AIM OF THE TASK
Print, exactly and completely, every entry in the data.
* * *
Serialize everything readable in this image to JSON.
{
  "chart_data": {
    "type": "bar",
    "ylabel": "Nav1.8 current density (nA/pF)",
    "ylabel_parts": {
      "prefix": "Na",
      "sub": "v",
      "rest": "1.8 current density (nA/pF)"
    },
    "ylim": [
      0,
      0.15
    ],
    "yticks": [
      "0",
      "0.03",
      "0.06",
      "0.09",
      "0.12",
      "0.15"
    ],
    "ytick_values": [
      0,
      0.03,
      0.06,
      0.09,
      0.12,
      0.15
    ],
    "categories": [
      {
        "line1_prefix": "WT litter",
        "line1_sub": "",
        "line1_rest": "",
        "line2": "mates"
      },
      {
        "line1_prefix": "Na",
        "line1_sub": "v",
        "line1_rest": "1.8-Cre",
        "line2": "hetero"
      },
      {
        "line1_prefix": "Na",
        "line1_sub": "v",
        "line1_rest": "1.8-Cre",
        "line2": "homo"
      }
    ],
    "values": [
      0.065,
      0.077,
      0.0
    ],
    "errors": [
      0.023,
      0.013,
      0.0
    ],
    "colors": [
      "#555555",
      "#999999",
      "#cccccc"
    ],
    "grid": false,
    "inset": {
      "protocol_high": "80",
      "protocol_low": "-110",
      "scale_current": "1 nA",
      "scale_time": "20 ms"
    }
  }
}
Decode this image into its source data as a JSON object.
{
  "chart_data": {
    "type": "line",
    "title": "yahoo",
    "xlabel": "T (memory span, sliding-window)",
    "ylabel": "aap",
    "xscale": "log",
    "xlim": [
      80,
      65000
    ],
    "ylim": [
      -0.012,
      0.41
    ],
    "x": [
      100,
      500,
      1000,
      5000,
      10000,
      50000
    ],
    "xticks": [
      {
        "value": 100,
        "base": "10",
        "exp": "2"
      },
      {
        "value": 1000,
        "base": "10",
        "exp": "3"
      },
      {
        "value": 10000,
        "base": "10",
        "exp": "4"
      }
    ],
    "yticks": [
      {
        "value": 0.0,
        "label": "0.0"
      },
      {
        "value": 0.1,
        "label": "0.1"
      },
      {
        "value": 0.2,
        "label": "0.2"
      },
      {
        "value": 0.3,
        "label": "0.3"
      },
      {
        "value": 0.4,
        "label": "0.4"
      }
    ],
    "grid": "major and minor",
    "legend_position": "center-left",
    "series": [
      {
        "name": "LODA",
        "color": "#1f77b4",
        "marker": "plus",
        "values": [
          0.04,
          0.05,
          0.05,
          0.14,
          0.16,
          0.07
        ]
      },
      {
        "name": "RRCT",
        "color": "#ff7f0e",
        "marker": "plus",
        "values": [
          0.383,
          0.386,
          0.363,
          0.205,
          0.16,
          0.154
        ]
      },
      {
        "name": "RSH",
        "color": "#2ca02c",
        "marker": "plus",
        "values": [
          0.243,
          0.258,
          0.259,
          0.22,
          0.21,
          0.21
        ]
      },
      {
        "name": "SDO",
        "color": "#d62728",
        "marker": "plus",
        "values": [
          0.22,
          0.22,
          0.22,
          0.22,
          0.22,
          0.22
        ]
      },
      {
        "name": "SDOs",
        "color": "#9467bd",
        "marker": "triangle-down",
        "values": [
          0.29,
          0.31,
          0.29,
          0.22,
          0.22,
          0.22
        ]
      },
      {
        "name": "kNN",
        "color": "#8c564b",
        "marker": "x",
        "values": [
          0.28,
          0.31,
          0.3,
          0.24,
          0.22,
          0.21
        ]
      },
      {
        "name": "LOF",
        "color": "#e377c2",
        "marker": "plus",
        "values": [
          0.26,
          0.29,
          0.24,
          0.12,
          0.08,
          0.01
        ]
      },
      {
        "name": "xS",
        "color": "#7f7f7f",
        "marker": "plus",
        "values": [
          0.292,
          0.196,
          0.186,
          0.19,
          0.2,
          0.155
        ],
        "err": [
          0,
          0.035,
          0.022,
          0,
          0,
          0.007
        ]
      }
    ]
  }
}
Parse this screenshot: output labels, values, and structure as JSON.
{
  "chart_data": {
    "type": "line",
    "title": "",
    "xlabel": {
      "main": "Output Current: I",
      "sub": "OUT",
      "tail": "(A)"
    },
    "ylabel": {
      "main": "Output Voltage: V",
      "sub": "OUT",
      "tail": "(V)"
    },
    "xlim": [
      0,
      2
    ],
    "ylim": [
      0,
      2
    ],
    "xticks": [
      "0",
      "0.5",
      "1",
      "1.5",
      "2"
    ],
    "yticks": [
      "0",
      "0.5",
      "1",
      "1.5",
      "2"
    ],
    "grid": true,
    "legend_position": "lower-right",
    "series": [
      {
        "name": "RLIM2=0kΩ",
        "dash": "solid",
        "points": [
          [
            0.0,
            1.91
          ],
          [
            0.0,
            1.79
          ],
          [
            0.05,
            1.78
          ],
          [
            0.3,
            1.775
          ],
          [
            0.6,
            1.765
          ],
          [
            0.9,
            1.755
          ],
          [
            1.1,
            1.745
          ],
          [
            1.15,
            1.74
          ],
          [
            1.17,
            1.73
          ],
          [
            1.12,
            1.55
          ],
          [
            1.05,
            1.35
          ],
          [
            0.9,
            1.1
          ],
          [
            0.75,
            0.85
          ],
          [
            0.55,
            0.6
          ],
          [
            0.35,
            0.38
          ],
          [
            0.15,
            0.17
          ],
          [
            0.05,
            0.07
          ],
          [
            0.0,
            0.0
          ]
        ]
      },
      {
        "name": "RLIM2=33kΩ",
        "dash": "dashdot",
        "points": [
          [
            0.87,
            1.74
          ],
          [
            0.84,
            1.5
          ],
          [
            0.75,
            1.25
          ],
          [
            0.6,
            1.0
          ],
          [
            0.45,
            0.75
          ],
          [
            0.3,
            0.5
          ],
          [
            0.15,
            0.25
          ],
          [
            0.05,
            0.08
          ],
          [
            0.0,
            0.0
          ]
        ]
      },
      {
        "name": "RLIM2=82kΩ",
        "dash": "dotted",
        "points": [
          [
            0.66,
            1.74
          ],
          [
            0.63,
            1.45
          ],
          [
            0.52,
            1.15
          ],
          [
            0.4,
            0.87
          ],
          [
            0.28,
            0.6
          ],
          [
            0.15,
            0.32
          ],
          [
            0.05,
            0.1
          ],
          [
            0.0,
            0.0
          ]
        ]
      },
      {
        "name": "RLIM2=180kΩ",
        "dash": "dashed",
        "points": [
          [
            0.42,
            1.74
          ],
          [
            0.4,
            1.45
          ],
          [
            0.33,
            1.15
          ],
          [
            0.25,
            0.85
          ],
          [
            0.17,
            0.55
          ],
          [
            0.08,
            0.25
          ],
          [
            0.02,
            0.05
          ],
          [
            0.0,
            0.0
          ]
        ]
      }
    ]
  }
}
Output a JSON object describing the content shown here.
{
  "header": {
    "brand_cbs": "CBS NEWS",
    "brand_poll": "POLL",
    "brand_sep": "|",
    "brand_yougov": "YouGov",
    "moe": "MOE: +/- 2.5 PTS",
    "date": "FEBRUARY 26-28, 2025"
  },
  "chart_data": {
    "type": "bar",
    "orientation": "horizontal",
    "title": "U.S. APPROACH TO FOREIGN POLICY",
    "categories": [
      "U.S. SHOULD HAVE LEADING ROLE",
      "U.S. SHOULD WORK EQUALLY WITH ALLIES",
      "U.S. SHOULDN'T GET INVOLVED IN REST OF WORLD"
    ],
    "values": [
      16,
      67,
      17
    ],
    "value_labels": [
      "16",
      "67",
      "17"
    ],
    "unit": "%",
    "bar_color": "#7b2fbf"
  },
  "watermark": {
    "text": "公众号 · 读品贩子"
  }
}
* * *
ANSWER TO THIS EXERCISE
Serialize everything readable in this image to JSON.
{
  "chart_data": {
    "type": "bar",
    "ylabel": "Nav1.8 current density (nA/pF)",
    "ylabel_parts": {
      "prefix": "Na",
      "sub": "v",
      "rest": "1.8 current density (nA/pF)"
    },
    "ylim": [
      0,
      0.15
    ],
    "yticks": [
      "0",
      "0.03",
      "0.06",
      "0.09",
      "0.12",
      "0.15"
    ],
    "ytick_values": [
      0,
      0.03,
      0.06,
      0.09,
      0.12,
      0.15
    ],
    "categories": [
      {
        "line1_prefix": "WT litter",
        "line1_sub": "",
        "line1_rest": "",
        "line2": "mates"
      },
      {
        "line1_prefix": "Na",
        "line1_sub": "v",
        "line1_rest": "1.8-Cre",
        "line2": "hetero"
      },
      {
        "line1_prefix": "Na",
        "line1_sub": "v",
        "line1_rest": "1.8-Cre",
        "line2": "homo"
      }
    ],
    "values": [
      0.065,
      0.077,
      0.0
    ],
    "errors": [
      0.023,
      0.013,
      0.0
    ],
    "colors": [
      "#555555",
      "#999999",
      "#cccccc"
    ],
    "grid": false,
    "inset": {
      "protocol_high": "80",
      "protocol_low": "-110",
      "scale_current": "1 nA",
      "scale_time": "20 ms"
    }
  }
}
Decode this image into its source data as a JSON object.
{
  "chart_data": {
    "type": "line",
    "title": "yahoo",
    "xlabel": "T (memory span, sliding-window)",
    "ylabel": "aap",
    "xscale": "log",
    "xlim": [
      80,
      65000
    ],
    "ylim": [
      -0.012,
      0.41
    ],
    "x": [
      100,
      500,
      1000,
      5000,
      10000,
      50000
    ],
    "xticks": [
      {
        "value": 100,
        "base": "10",
        "exp": "2"
      },
      {
        "value": 1000,
        "base": "10",
        "exp": "3"
      },
      {
        "value": 10000,
        "base": "10",
        "exp": "4"
      }
    ],
    "yticks": [
      {
        "value": 0.0,
        "label": "0.0"
      },
      {
        "value": 0.1,
        "label": "0.1"
      },
      {
        "value": 0.2,
        "label": "0.2"
      },
      {
        "value": 0.3,
        "label": "0.3"
      },
      {
        "value": 0.4,
        "label": "0.4"
      }
    ],
    "grid": "major and minor",
    "legend_position": "center-left",
    "series": [
      {
        "name": "LODA",
        "color": "#1f77b4",
        "marker": "plus",
        "values": [
          0.04,
          0.05,
          0.05,
          0.14,
          0.16,
          0.07
        ]
      },
      {
        "name": "RRCT",
        "color": "#ff7f0e",
        "marker": "plus",
        "values": [
          0.383,
          0.386,
          0.363,
          0.205,
          0.16,
          0.154
        ]
      },
      {
        "name": "RSH",
        "color": "#2ca02c",
        "marker": "plus",
        "values": [
          0.243,
          0.258,
          0.259,
          0.22,
          0.21,
          0.21
        ]
      },
      {
        "name": "SDO",
        "color": "#d62728",
        "marker": "plus",
        "values": [
          0.22,
          0.22,
          0.22,
          0.22,
          0.22,
          0.22
        ]
      },
      {
        "name": "SDOs",
        "color": "#9467bd",
        "marker": "triangle-down",
        "values": [
          0.29,
          0.31,
          0.29,
          0.22,
          0.22,
          0.22
        ]
      },
      {
        "name": "kNN",
        "color": "#8c564b",
        "marker": "x",
        "values": [
          0.28,
          0.31,
          0.3,
          0.24,
          0.22,
          0.21
        ]
      },
      {
        "name": "LOF",
        "color": "#e377c2",
        "marker": "plus",
        "values": [
          0.26,
          0.29,
          0.24,
          0.12,
          0.08,
          0.01
        ]
      },
      {
        "name": "xS",
        "color": "#7f7f7f",
        "marker": "plus",
        "values": [
          0.292,
          0.196,
          0.186,
          0.19,
          0.2,
          0.155
        ],
        "err": [
          0,
          0.035,
          0.022,
          0,
          0,
          0.007
        ]
      }
    ]
  }
}
Parse this screenshot: output labels, values, and structure as JSON.
{
  "chart_data": {
    "type": "line",
    "title": "",
    "xlabel": {
      "main": "Output Current: I",
      "sub": "OUT",
      "tail": "(A)"
    },
    "ylabel": {
      "main": "Output Voltage: V",
      "sub": "OUT",
      "tail": "(V)"
    },
    "xlim": [
      0,
      2
    ],
    "ylim": [
      0,
      2
    ],
    "xticks": [
      "0",
      "0.5",
      "1",
      "1.5",
      "2"
    ],
    "yticks": [
      "0",
      "0.5",
      "1",
      "1.5",
      "2"
    ],
    "grid": true,
    "legend_position": "lower-right",
    "series": [
      {
        "name": "RLIM2=0kΩ",
        "dash": "solid",
        "points": [
          [
            0.0,
            1.91
          ],
          [
            0.0,
            1.79
          ],
          [
            0.05,
            1.78
          ],
          [
            0.3,
            1.775
          ],
          [
            0.6,
            1.765
          ],
          [
            0.9,
            1.755
          ],
          [
            1.1,
            1.745
          ],
          [
            1.15,
            1.74
          ],
          [
            1.17,
            1.73
          ],
          [
            1.12,
            1.55
          ],
          [
            1.05,
            1.35
          ],
          [
            0.9,
            1.1
          ],
          [
            0.75,
            0.85
          ],
          [
            0.55,
            0.6
          ],
          [
            0.35,
            0.38
          ],
          [
            0.15,
            0.17
          ],
          [
            0.05,
            0.07
          ],
          [
            0.0,
            0.0
          ]
        ]
      },
      {
        "name": "RLIM2=33kΩ",
        "dash": "dashdot",
        "points": [
          [
            0.87,
            1.74
          ],
          [
            0.84,
            1.5
          ],
          [
            0.75,
            1.25
          ],
          [
            0.6,
            1.0
          ],
          [
            0.45,
            0.75
          ],
          [
            0.3,
            0.5
          ],
          [
            0.15,
            0.25
          ],
          [
            0.05,
            0.08
          ],
          [
            0.0,
            0.0
          ]
        ]
      },
      {
        "name": "RLIM2=82kΩ",
        "dash": "dotted",
        "points": [
          [
            0.66,
            1.74
          ],
          [
            0.63,
            1.45
          ],
          [
            0.52,
            1.15
          ],
          [
            0.4,
            0.87
          ],
          [
            0.28,
            0.6
          ],
          [
            0.15,
            0.32
          ],
          [
            0.05,
            0.1
          ],
          [
            0.0,
            0.0
          ]
        ]
      },
      {
        "name": "RLIM2=180kΩ",
        "dash": "dashed",
        "points": [
          [
            0.42,
            1.74
          ],
          [
            0.4,
            1.45
          ],
          [
            0.33,
            1.15
          ],
          [
            0.25,
            0.85
          ],
          [
            0.17,
            0.55
          ],
          [
            0.08,
            0.25
          ],
          [
            0.02,
            0.05
          ],
          [
            0.0,
            0.0
          ]
        ]
      }
    ]
  }
}
Output a JSON object describing the content shown here.
{
  "header": {
    "brand_cbs": "CBS NEWS",
    "brand_poll": "POLL",
    "brand_sep": "|",
    "brand_yougov": "YouGov",
    "moe": "MOE: +/- 2.5 PTS",
    "date": "FEBRUARY 26-28, 2025"
  },
  "chart_data": {
    "type": "bar",
    "orientation": "horizontal",
    "title": "U.S. APPROACH TO FOREIGN POLICY",
    "categories": [
      "U.S. SHOULD HAVE LEADING ROLE",
      "U.S. SHOULD WORK EQUALLY WITH ALLIES",
      "U.S. SHOULDN'T GET INVOLVED IN REST OF WORLD"
    ],
    "values": [
      16,
      67,
      17
    ],
    "value_labels": [
      "16",
      "67",
      "17"
    ],
    "unit": "%",
    "bar_color": "#7b2fbf"
  },
  "watermark": {
    "text": "公众号 · 读品贩子"
  }
}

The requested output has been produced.